**Given instruction:**
Search the records for the word "comment" and report each line that has it.

**Records supplied:**
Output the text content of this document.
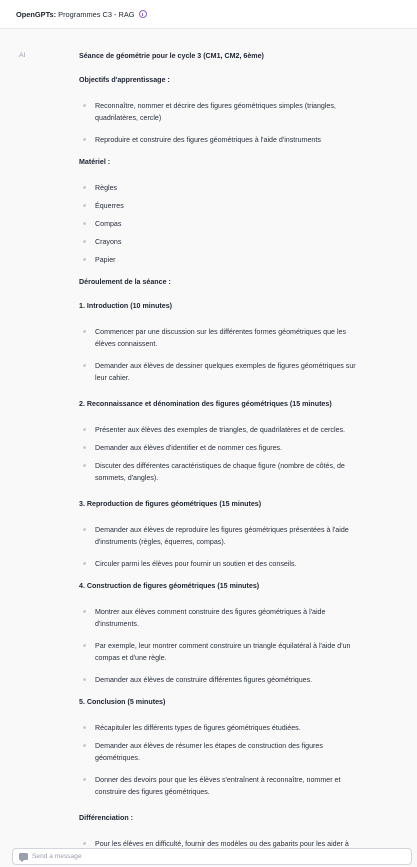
OpenGPTs: Programmes C3 - RAG
AI	Séance de géométrie pour le cycle 3 (CM1, CM2, 6ème)
Objectifs d'apprentissage :
Reconnaître, nommer et décrire des figures géométriques simples (triangles,
quadrilatères, cercle)
Reproduire et construire des figures géométriques à l'aide d'instruments
Matériel :
Règles
Équerres
Compas
Crayons
Papier
Déroulement de la séance :
1. Introduction (10 minutes)
Commencer par une discussion sur les différentes formes géométriques que les
élèves connaissent.
Demander aux élèves de dessiner quelques exemples de figures géométriques sur
leur cahier.
2. Reconnaissance et dénomination des figures géométriques (15 minutes)
Présenter aux élèves des exemples de triangles, de quadrilatères et de cercles.
Demander aux élèves d'identifier et de nommer ces figures.
Discuter des différentes caractéristiques de chaque figure (nombre de côtés, de
sommets, d'angles).
3. Reproduction de figures géométriques (15 minutes)
Demander aux élèves de reproduire les figures géométriques présentées à l'aide
d'instruments (règles, équerres, compas).
Circuler parmi les élèves pour fournir un soutien et des conseils.
4. Construction de figures géométriques (15 minutes)
Montrer aux élèves comment construire des figures géométriques à l'aide
d'instruments.
Par exemple, leur montrer comment construire un triangle équilatéral à l'aide d'un
compas et d'une règle.
Demander aux élèves de construire différentes figures géométriques.
5. Conclusion (5 minutes)
Récapituler les différents types de figures géométriques étudiées.
Demander aux élèves de résumer les étapes de construction des figures
géométriques.
Donner des devoirs pour que les élèves s'entraînent à reconnaître, nommer et
construire des figures géométriques.
Différenciation :
Pour les élèves en difficulté, fournir des modèles ou des gabarits pour les aider à
Send a message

**Reply:**
Montrer aux élèves comment construire des figures géométriques à l'aide
Par exemple, leur montrer comment construire un triangle équilatéral à l'aide d'un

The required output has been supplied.